# Brief
Reproduce the records below in full and word for word, excluding pictures.

------------------------

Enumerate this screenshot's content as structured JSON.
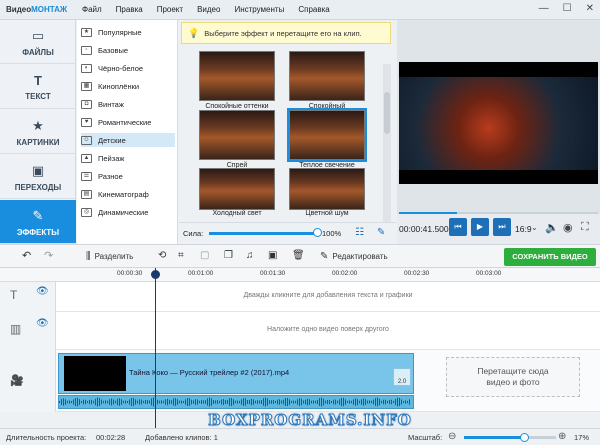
{
  "app": {
    "title_part1": "Видео",
    "title_part2": "МОНТАЖ"
  },
  "menu": [
    "Файл",
    "Правка",
    "Проект",
    "Видео",
    "Инструменты",
    "Справка"
  ],
  "window_controls": [
    "—",
    "☐",
    "✕"
  ],
  "sidebar": {
    "items": [
      {
        "label": "ФАЙЛЫ",
        "icon": "folder-icon",
        "glyph": "▭",
        "active": false
      },
      {
        "label": "ТЕКСТ",
        "icon": "text-icon",
        "glyph": "T",
        "active": false
      },
      {
        "label": "КАРТИНКИ",
        "icon": "star-icon",
        "glyph": "★",
        "active": false
      },
      {
        "label": "ПЕРЕХОДЫ",
        "icon": "transitions-icon",
        "glyph": "▣",
        "active": false
      },
      {
        "label": "ЭФФЕКТЫ",
        "icon": "wand-icon",
        "glyph": "✎",
        "active": true
      }
    ]
  },
  "effects_categories": [
    {
      "label": "Популярные",
      "glyph": "★"
    },
    {
      "label": "Базовые",
      "glyph": "▫"
    },
    {
      "label": "Чёрно-белое",
      "glyph": "◐"
    },
    {
      "label": "Киноплёнки",
      "glyph": "▦"
    },
    {
      "label": "Винтаж",
      "glyph": "◘"
    },
    {
      "label": "Романтические",
      "glyph": "♥"
    },
    {
      "label": "Детские",
      "glyph": "☺",
      "active": true
    },
    {
      "label": "Пейзаж",
      "glyph": "▲"
    },
    {
      "label": "Разное",
      "glyph": "☰"
    },
    {
      "label": "Кинематограф",
      "glyph": "▤"
    },
    {
      "label": "Динамические",
      "glyph": "◎"
    }
  ],
  "gallery": {
    "hint": "Выберите эффект и перетащите его на клип.",
    "thumbnails": [
      {
        "label": "Спокойные оттенки"
      },
      {
        "label": "Спокойный"
      },
      {
        "label": "Спрей"
      },
      {
        "label": "Теплое свечение",
        "selected": true
      },
      {
        "label": "Холодный свет"
      },
      {
        "label": "Цветной шум"
      }
    ],
    "strength_label": "Сила:",
    "strength_value": "100%",
    "strength_fraction": 1.0
  },
  "player": {
    "time": "00:00:41.500",
    "aspect": "16:9",
    "progress_fraction": 0.29
  },
  "toolbar": {
    "split_label": "Разделить",
    "edit_label": "Редактировать",
    "save_label": "СОХРАНИТЬ ВИДЕО"
  },
  "ruler": {
    "ticks": [
      "00:00:30",
      "00:01:00",
      "00:01:30",
      "00:02:00",
      "00:02:30",
      "00:03:00"
    ]
  },
  "tracks": {
    "text_hint": "Дважды кликните для добавления текста и графики",
    "overlay_hint": "Наложите одно видео поверх другого",
    "clip_name": "Тайна Коко — Русский трейлер #2 (2017).mp4",
    "clip_badge": "2.0",
    "drop_zone_line1": "Перетащите сюда",
    "drop_zone_line2": "видео и фото"
  },
  "status": {
    "duration_label": "Длительность проекта:",
    "duration_value": "00:02:28",
    "clips_label": "Добавлено клипов: 1",
    "scale_label": "Масштаб:",
    "scale_value": "17%",
    "scale_fraction": 0.65
  },
  "watermark": "BOXPROGRAMS.INFO",
  "colors": {
    "accent": "#1a8ede",
    "save_green": "#2eae3c",
    "clip_blue": "#79c5e9"
  }
}
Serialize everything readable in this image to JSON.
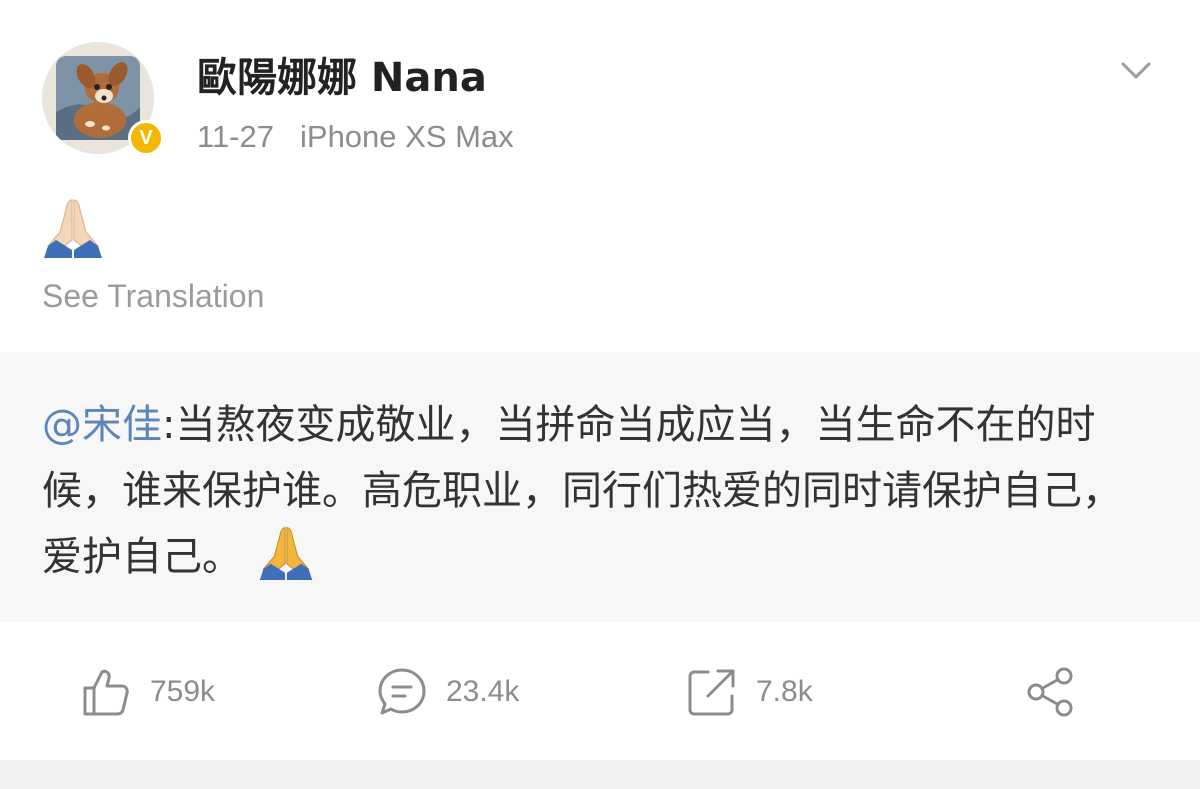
{
  "post": {
    "author": "歐陽娜娜 Nana",
    "date": "11-27",
    "device": "iPhone XS Max",
    "see_translation": "See Translation",
    "menu_icon": "chevron-down-icon",
    "avatar_icon": "avatar-deer-icon",
    "verified_badge": "V",
    "body_emoji": "praying-hands-icon"
  },
  "repost": {
    "mention": "@宋佳",
    "text": ":当熬夜变成敬业，当拼命当成应当，当生命不在的时候，谁来保护谁。高危职业，同行们热爱的同时请保护自己，爱护自己。",
    "trailing_emoji": "praying-hands-icon"
  },
  "actions": {
    "like_count": "759k",
    "comment_count": "23.4k",
    "repost_count": "7.8k",
    "like_icon": "thumbs-up-icon",
    "comment_icon": "comment-icon",
    "repost_icon": "repost-icon",
    "share_icon": "share-icon"
  },
  "colors": {
    "mention": "#5b86b8",
    "verified": "#f5b800",
    "muted_text": "#8c8c8c",
    "repost_bg": "#f7f7f7"
  }
}
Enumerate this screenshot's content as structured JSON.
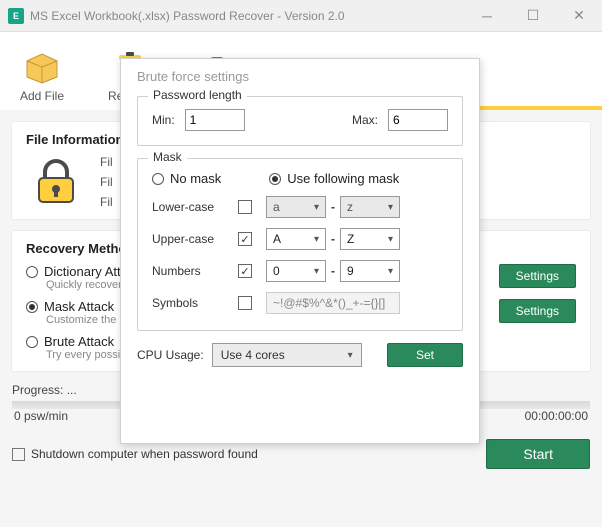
{
  "window": {
    "title": "MS Excel Workbook(.xlsx) Password Recover - Version 2.0"
  },
  "toolbar": {
    "addFile": "Add File",
    "remove": "Remove"
  },
  "fileInfo": {
    "title": "File Information:",
    "labels": [
      "Fil",
      "Fil",
      "Fil"
    ]
  },
  "recovery": {
    "title": "Recovery Method",
    "settingsLabel": "Settings",
    "methods": [
      {
        "label": "Dictionary Atta",
        "desc": "Quickly recover",
        "checked": false
      },
      {
        "label": "Mask Attack",
        "desc": "Customize the",
        "checked": true
      },
      {
        "label": "Brute Attack",
        "desc": "Try every possib",
        "checked": false
      }
    ]
  },
  "progress": {
    "label": "Progress:",
    "value": "...",
    "speed": "0 psw/min",
    "time": "00:00:00:00"
  },
  "footer": {
    "shutdown": "Shutdown computer when password found",
    "start": "Start"
  },
  "dialog": {
    "title": "Brute force settings",
    "pwLength": {
      "legend": "Password length",
      "minLabel": "Min:",
      "min": "1",
      "maxLabel": "Max:",
      "max": "6"
    },
    "mask": {
      "legend": "Mask",
      "noMask": "No mask",
      "useMask": "Use following mask",
      "rows": {
        "lower": {
          "label": "Lower-case",
          "checked": false,
          "from": "a",
          "to": "z"
        },
        "upper": {
          "label": "Upper-case",
          "checked": true,
          "from": "A",
          "to": "Z"
        },
        "numbers": {
          "label": "Numbers",
          "checked": true,
          "from": "0",
          "to": "9"
        },
        "symbols": {
          "label": "Symbols",
          "checked": false,
          "value": "~!@#$%^&*()_+-={}[]"
        }
      }
    },
    "cpu": {
      "label": "CPU Usage:",
      "value": "Use 4 cores"
    },
    "setLabel": "Set"
  }
}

------------------------

# Solution to this task
Enumerate this screenshot's content as structured JSON.
{
  "app": {
    "title_part1": "Видео",
    "title_part2": "МОНТАЖ"
  },
  "menu": [
    "Файл",
    "Правка",
    "Проект",
    "Видео",
    "Инструменты",
    "Справка"
  ],
  "window_controls": [
    "—",
    "☐",
    "✕"
  ],
  "sidebar": {
    "items": [
      {
        "label": "ФАЙЛЫ",
        "icon": "folder-icon",
        "glyph": "▭",
        "active": false
      },
      {
        "label": "ТЕКСТ",
        "icon": "text-icon",
        "glyph": "T",
        "active": false
      },
      {
        "label": "КАРТИНКИ",
        "icon": "star-icon",
        "glyph": "★",
        "active": false
      },
      {
        "label": "ПЕРЕХОДЫ",
        "icon": "transitions-icon",
        "glyph": "▣",
        "active": false
      },
      {
        "label": "ЭФФЕКТЫ",
        "icon": "wand-icon",
        "glyph": "✎",
        "active": true
      }
    ]
  },
  "effects_categories": [
    {
      "label": "Популярные",
      "glyph": "★"
    },
    {
      "label": "Базовые",
      "glyph": "▫"
    },
    {
      "label": "Чёрно-белое",
      "glyph": "◐"
    },
    {
      "label": "Киноплёнки",
      "glyph": "▦"
    },
    {
      "label": "Винтаж",
      "glyph": "◘"
    },
    {
      "label": "Романтические",
      "glyph": "♥"
    },
    {
      "label": "Детские",
      "glyph": "☺",
      "active": true
    },
    {
      "label": "Пейзаж",
      "glyph": "▲"
    },
    {
      "label": "Разное",
      "glyph": "☰"
    },
    {
      "label": "Кинематограф",
      "glyph": "▤"
    },
    {
      "label": "Динамические",
      "glyph": "◎"
    }
  ],
  "gallery": {
    "hint": "Выберите эффект и перетащите его на клип.",
    "thumbnails": [
      {
        "label": "Спокойные оттенки"
      },
      {
        "label": "Спокойный"
      },
      {
        "label": "Спрей"
      },
      {
        "label": "Теплое свечение",
        "selected": true
      },
      {
        "label": "Холодный свет"
      },
      {
        "label": "Цветной шум"
      }
    ],
    "strength_label": "Сила:",
    "strength_value": "100%",
    "strength_fraction": 1.0
  },
  "player": {
    "time": "00:00:41.500",
    "aspect": "16:9",
    "progress_fraction": 0.29
  },
  "toolbar": {
    "split_label": "Разделить",
    "edit_label": "Редактировать",
    "save_label": "СОХРАНИТЬ ВИДЕО"
  },
  "ruler": {
    "ticks": [
      "00:00:30",
      "00:01:00",
      "00:01:30",
      "00:02:00",
      "00:02:30",
      "00:03:00"
    ]
  },
  "tracks": {
    "text_hint": "Дважды кликните для добавления текста и графики",
    "overlay_hint": "Наложите одно видео поверх другого",
    "clip_name": "Тайна Коко — Русский трейлер #2 (2017).mp4",
    "clip_badge": "2.0",
    "drop_zone_line1": "Перетащите сюда",
    "drop_zone_line2": "видео и фото"
  },
  "status": {
    "duration_label": "Длительность проекта:",
    "duration_value": "00:02:28",
    "clips_label": "Добавлено клипов: 1",
    "scale_label": "Масштаб:",
    "scale_value": "17%",
    "scale_fraction": 0.65
  },
  "watermark": "BOXPROGRAMS.INFO",
  "colors": {
    "accent": "#1a8ede",
    "save_green": "#2eae3c",
    "clip_blue": "#79c5e9"
  }
}
Serialize everything readable in this image to JSON.
{
  "post": {
    "author": "歐陽娜娜 Nana",
    "date": "11-27",
    "device": "iPhone XS Max",
    "see_translation": "See Translation",
    "menu_icon": "chevron-down-icon",
    "avatar_icon": "avatar-deer-icon",
    "verified_badge": "V",
    "body_emoji": "praying-hands-icon"
  },
  "repost": {
    "mention": "@宋佳",
    "text": ":当熬夜变成敬业，当拼命当成应当，当生命不在的时候，谁来保护谁。高危职业，同行们热爱的同时请保护自己，爱护自己。",
    "trailing_emoji": "praying-hands-icon"
  },
  "actions": {
    "like_count": "759k",
    "comment_count": "23.4k",
    "repost_count": "7.8k",
    "like_icon": "thumbs-up-icon",
    "comment_icon": "comment-icon",
    "repost_icon": "repost-icon",
    "share_icon": "share-icon"
  },
  "colors": {
    "mention": "#5b86b8",
    "verified": "#f5b800",
    "muted_text": "#8c8c8c",
    "repost_bg": "#f7f7f7"
  }
}
Enumerate this screenshot's content as structured JSON.
{
  "window": {
    "title": "MS Excel Workbook(.xlsx) Password Recover - Version 2.0"
  },
  "toolbar": {
    "addFile": "Add File",
    "remove": "Remove"
  },
  "fileInfo": {
    "title": "File Information:",
    "labels": [
      "Fil",
      "Fil",
      "Fil"
    ]
  },
  "recovery": {
    "title": "Recovery Method",
    "settingsLabel": "Settings",
    "methods": [
      {
        "label": "Dictionary Atta",
        "desc": "Quickly recover",
        "checked": false
      },
      {
        "label": "Mask Attack",
        "desc": "Customize the",
        "checked": true
      },
      {
        "label": "Brute Attack",
        "desc": "Try every possib",
        "checked": false
      }
    ]
  },
  "progress": {
    "label": "Progress:",
    "value": "...",
    "speed": "0 psw/min",
    "time": "00:00:00:00"
  },
  "footer": {
    "shutdown": "Shutdown computer when password found",
    "start": "Start"
  },
  "dialog": {
    "title": "Brute force settings",
    "pwLength": {
      "legend": "Password length",
      "minLabel": "Min:",
      "min": "1",
      "maxLabel": "Max:",
      "max": "6"
    },
    "mask": {
      "legend": "Mask",
      "noMask": "No mask",
      "useMask": "Use following mask",
      "rows": {
        "lower": {
          "label": "Lower-case",
          "checked": false,
          "from": "a",
          "to": "z"
        },
        "upper": {
          "label": "Upper-case",
          "checked": true,
          "from": "A",
          "to": "Z"
        },
        "numbers": {
          "label": "Numbers",
          "checked": true,
          "from": "0",
          "to": "9"
        },
        "symbols": {
          "label": "Symbols",
          "checked": false,
          "value": "~!@#$%^&*()_+-={}[]"
        }
      }
    },
    "cpu": {
      "label": "CPU Usage:",
      "value": "Use 4 cores"
    },
    "setLabel": "Set"
  }
}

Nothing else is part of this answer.